Request - Write out word for word each line from the one containing "OCR this image." through the close of the listing, including both ends. Pictures do not belong in the copy.

[Data entries]
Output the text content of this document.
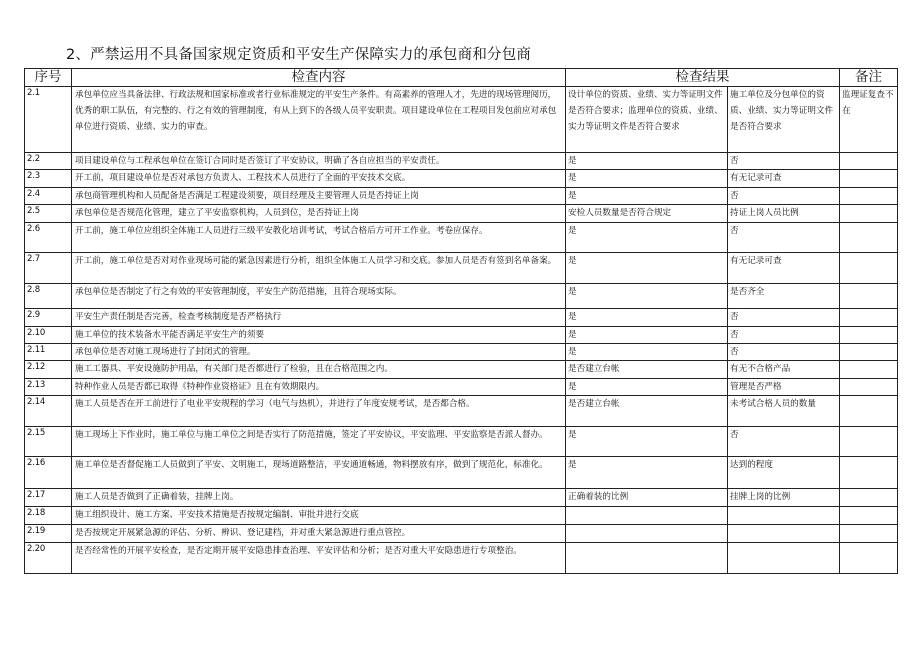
2、严禁运用不具备国家规定资质和平安生产保障实力的承包商和分包商
序号	检查内容	检查结果		备注
2.1	承包单位应当具备法律、行政法规和国家标准或者行业标准规定的平安生产条件。有高素养的管理人才，先进的现场管理阅历，优秀的职工队伍，有完整的、行之有效的管理制度，有从上到下的各级人员平安职责。项目建设单位在工程项目发包前应对承包单位进行资质、业绩、实力的审查。	设计单位的资质、业绩、实力等证明文件是否符合要求；监理单位的资质、业绩、实力等证明文件是否符合要求	施工单位及分包单位的资质、业绩、实力等证明文件是否符合要求	监理证复查不在
2.2	项目建设单位与工程承包单位在签订合同时是否签订了平安协议，明确了各自应担当的平安责任。	是	否	
2.3	开工前，项目建设单位是否对承包方负责人、工程技术人员进行了全面的平安技术交底。	是	有无记录可查	
2.4	承包商管理机构和人员配备是否满足工程建设须要，项目经理及主要管理人员是否持证上岗	是	否	
2.5	承包单位是否规范化管理，建立了平安监察机构，人员到位，是否持证上岗	安检人员数量是否符合规定	持证上岗人员比例	
2.6	开工前，施工单位应组织全体施工人员进行三级平安教化培训考试，考试合格后方可开工作业。考卷应保存。	是	否	
2.7	开工前，施工单位是否对对作业现场可能的紧急因素进行分析，组织全体施工人员学习和交底。参加人员是否有签到名单备案。	是	有无记录可查	
2.8	承包单位是否制定了行之有效的平安管理制度，平安生产防范措施，且符合现场实际。	是	是否齐全	
2.9	平安生产责任制是否完善，检查考核制度是否严格执行	是	否	
2.10	施工单位的技术装备水平能否满足平安生产的须要	是	否	
2.11	承包单位是否对施工现场进行了封闭式的管理。	是	否	
2.12	施工工器具、平安设施防护用品，有关部门是否都进行了检验，且在合格范围之内。	是否建立台帐	有无不合格产品	
2.13	特种作业人员是否都已取得《特种作业资格证》且在有效期限内。	是	管理是否严格	
2.14	施工人员是否在开工前进行了电业平安规程的学习（电气与热机），并进行了年度安规考试，是否都合格。	是否建立台帐	未考试合格人员的数量	
2.15	施工现场上下作业时，施工单位与施工单位之间是否实行了防范措施，签定了平安协议，平安监理、平安监察是否派人督办。	是	否	
2.16	施工单位是否督促施工人员做到了平安、文明施工，现场道路整洁，平安通道畅通，物料摆放有序，做到了规范化，标准化。	是	达到的程度	
2.17	施工人员是否做到了正确着装，挂牌上岗。	正确着装的比例	挂牌上岗的比例	
2.18	施工组织设计、施工方案、平安技术措施是否按规定编制、审批并进行交底			
2.19	是否按规定开展紧急源的评估、分析、辨识、登记建档，并对重大紧急源进行重点管控。			
2.20	是否经常性的开展平安检查，是否定期开展平安隐患排查治理、平安评估和分析；是否对重大平安隐患进行专项整治。			
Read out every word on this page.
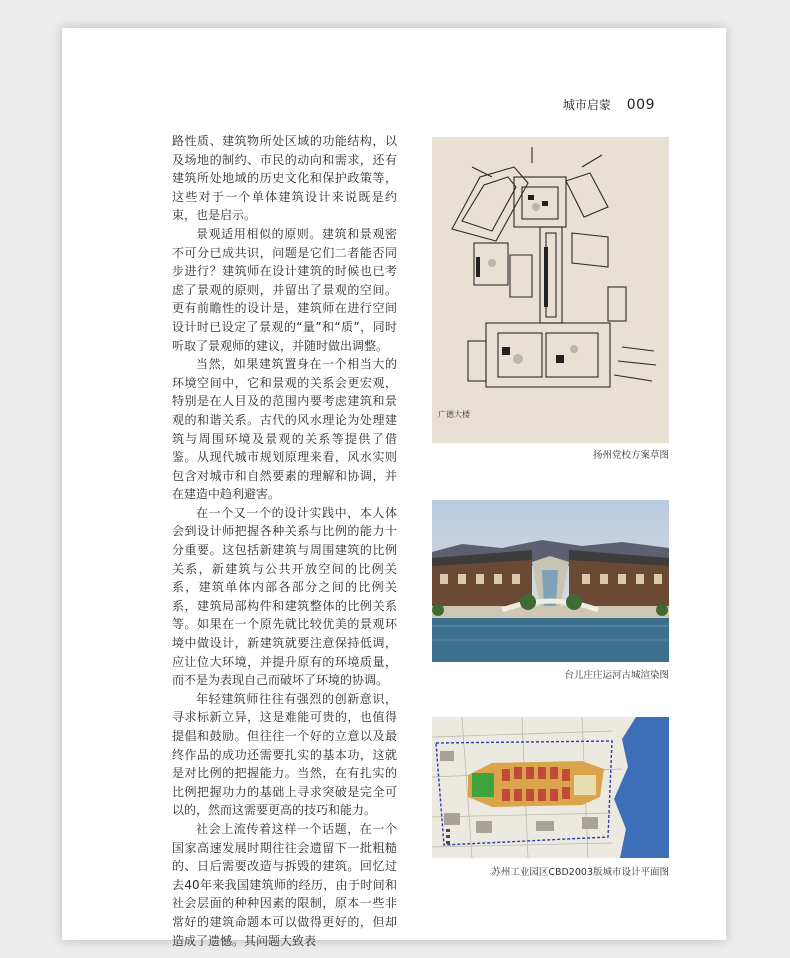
城市启蒙 009

路性质、建筑物所处区域的功能结构，以及场地的制约、市民的动向和需求，还有建筑所处地域的历史文化和保护政策等，这些对于一个单体建筑设计来说既是约束，也是启示。

景观适用相似的原则。建筑和景观密不可分已成共识，问题是它们二者能否同步进行？建筑师在设计建筑的时候也已考虑了景观的原则，并留出了景观的空间。更有前瞻性的设计是，建筑师在进行空间设计时已设定了景观的“量”和“质”，同时听取了景观师的建议，并随时做出调整。

当然，如果建筑置身在一个相当大的环境空间中，它和景观的关系会更宏观，特别是在人目及的范围内要考虑建筑和景观的和谐关系。古代的风水理论为处理建筑与周围环境及景观的关系等提供了借鉴。从现代城市规划原理来看，风水实则包含对城市和自然要素的理解和协调，并在建造中趋利避害。

在一个又一个的设计实践中，本人体会到设计师把握各种关系与比例的能力十分重要。这包括新建筑与周围建筑的比例关系，新建筑与公共开放空间的比例关系，建筑单体内部各部分之间的比例关系，建筑局部构件和建筑整体的比例关系等。如果在一个原先就比较优美的景观环境中做设计，新建筑就要注意保持低调，应让位大环境，并提升原有的环境质量，而不是为表现自己而破坏了环境的协调。

年轻建筑师往往有强烈的创新意识，寻求标新立异，这是难能可贵的，也值得提倡和鼓励。但往往一个好的立意以及最终作品的成功还需要扎实的基本功，这就是对比例的把握能力。当然，在有扎实的比例把握功力的基础上寻求突破是完全可以的，然而这需要更高的技巧和能力。

社会上流传着这样一个话题，在一个国家高速发展时期往往会遗留下一批粗糙的、日后需要改造与拆毁的建筑。回忆过去40年来我国建筑师的经历，由于时间和社会层面的种种因素的限制，原本一些非常好的建筑命题本可以做得更好的，但却造成了遗憾。其问题大致表

广德大楼
扬州党校方案草图
台儿庄庄运河古城渲染图
苏州工业园区CBD2003版城市设计平面图
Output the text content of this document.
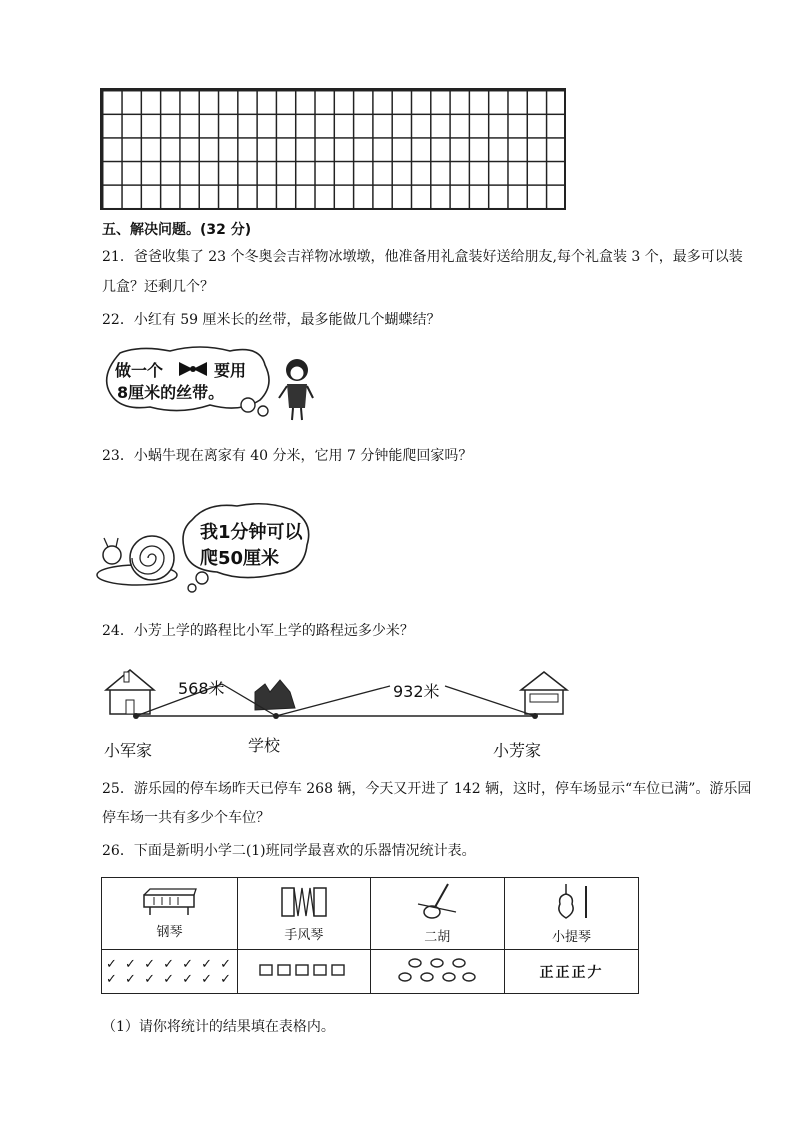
五、解决问题。(32 分)
21．爸爸收集了 23 个冬奥会吉祥物冰墩墩，他准备用礼盒装好送给朋友,每个礼盒装 3 个，最多可以装
几盒？还剩几个？
22．小红有 59 厘米长的丝带，最多能做几个蝴蝶结？
做一个	要用
8厘米的丝带。
23．小蜗牛现在离家有 40 分米，它用 7 分钟能爬回家吗？
我1分钟可以
爬50厘米
24．小芳上学的路程比小军上学的路程远多少米？
568米	932米
小军家	学校	小芳家
25．游乐园的停车场昨天已停车 268 辆，今天又开进了 142 辆，这时，停车场显示“车位已满”。游乐园
停车场一共有多少个车位？
26．下面是新明小学二(1)班同学最喜欢的乐器情况统计表。
钢琴	手风琴	二胡	小提琴

✓ ✓ ✓ ✓ ✓ ✓ ✓
✓ ✓ ✓ ✓ ✓ ✓ ✓			正正正𠂇
（1）请你将统计的结果填在表格内。
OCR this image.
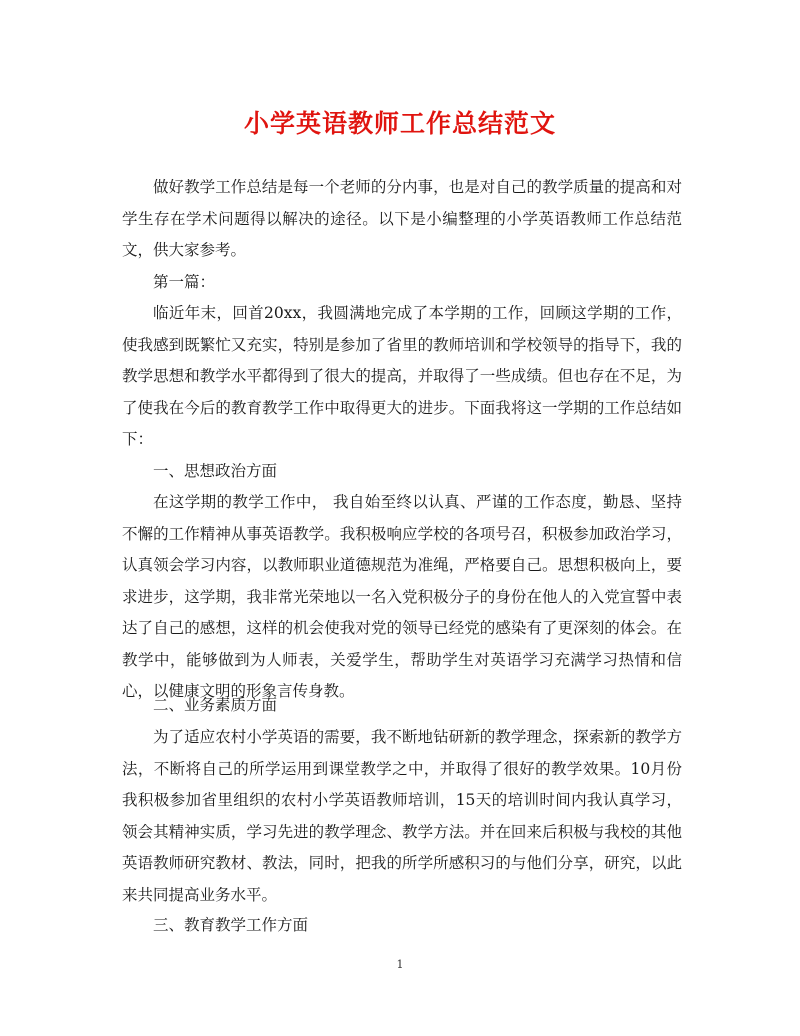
小学英语教师工作总结范文

做好教学工作总结是每一个老师的分内事，也是对自己的教学质量的提高和对学生存在学术问题得以解决的途径。以下是小编整理的小学英语教师工作总结范文，供大家参考。

第一篇：

临近年末，回首20xx，我圆满地完成了本学期的工作，回顾这学期的工作，使我感到既繁忙又充实，特别是参加了省里的教师培训和学校领导的指导下，我的教学思想和教学水平都得到了很大的提高，并取得了一些成绩。但也存在不足，为了使我在今后的教育教学工作中取得更大的进步。下面我将这一学期的工作总结如下：

一、思想政治方面

在这学期的教学工作中， 我自始至终以认真、严谨的工作态度，勤恳、坚持不懈的工作精神从事英语教学。我积极响应学校的各项号召，积极参加政治学习，认真领会学习内容，以教师职业道德规范为准绳，严格要自己。思想积极向上，要求进步，这学期，我非常光荣地以一名入党积极分子的身份在他人的入党宣誓中表达了自己的感想，这样的机会使我对党的领导已经党的感染有了更深刻的体会。在教学中，能够做到为人师表，关爱学生，帮助学生对英语学习充满学习热情和信心，以健康文明的形象言传身教。

二、业务素质方面

为了适应农村小学英语的需要，我不断地钻研新的教学理念，探索新的教学方法，不断将自己的所学运用到课堂教学之中，并取得了很好的教学效果。10月份我积极参加省里组织的农村小学英语教师培训，15天的培训时间内我认真学习，领会其精神实质，学习先进的教学理念、教学方法。并在回来后积极与我校的其他英语教师研究教材、教法，同时，把我的所学所感积习的与他们分享，研究，以此来共同提高业务水平。

三、教育教学工作方面

1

Written answer -
OCR this image.
小学英语教师工作总结范文

做好教学工作总结是每一个老师的分内事，也是对自己的教学质量的提高和对学生存在学术问题得以解决的途径。以下是小编整理的小学英语教师工作总结范文，供大家参考。

第一篇：

临近年末，回首20xx，我圆满地完成了本学期的工作，回顾这学期的工作，使我感到既繁忙又充实，特别是参加了省里的教师培训和学校领导的指导下，我的教学思想和教学水平都得到了很大的提高，并取得了一些成绩。但也存在不足，为了使我在今后的教育教学工作中取得更大的进步。下面我将这一学期的工作总结如下：

一、思想政治方面

在这学期的教学工作中， 我自始至终以认真、严谨的工作态度，勤恳、坚持不懈的工作精神从事英语教学。我积极响应学校的各项号召，积极参加政治学习，认真领会学习内容，以教师职业道德规范为准绳，严格要自己。思想积极向上，要求进步，这学期，我非常光荣地以一名入党积极分子的身份在他人的入党宣誓中表达了自己的感想，这样的机会使我对党的领导已经党的感染有了更深刻的体会。在教学中，能够做到为人师表，关爱学生，帮助学生对英语学习充满学习热情和信心，以健康文明的形象言传身教。

二、业务素质方面

为了适应农村小学英语的需要，我不断地钻研新的教学理念，探索新的教学方法，不断将自己的所学运用到课堂教学之中，并取得了很好的教学效果。10月份我积极参加省里组织的农村小学英语教师培训，15天的培训时间内我认真学习，领会其精神实质，学习先进的教学理念、教学方法。并在回来后积极与我校的其他英语教师研究教材、教法，同时，把我的所学所感积习的与他们分享，研究，以此来共同提高业务水平。

三、教育教学工作方面

1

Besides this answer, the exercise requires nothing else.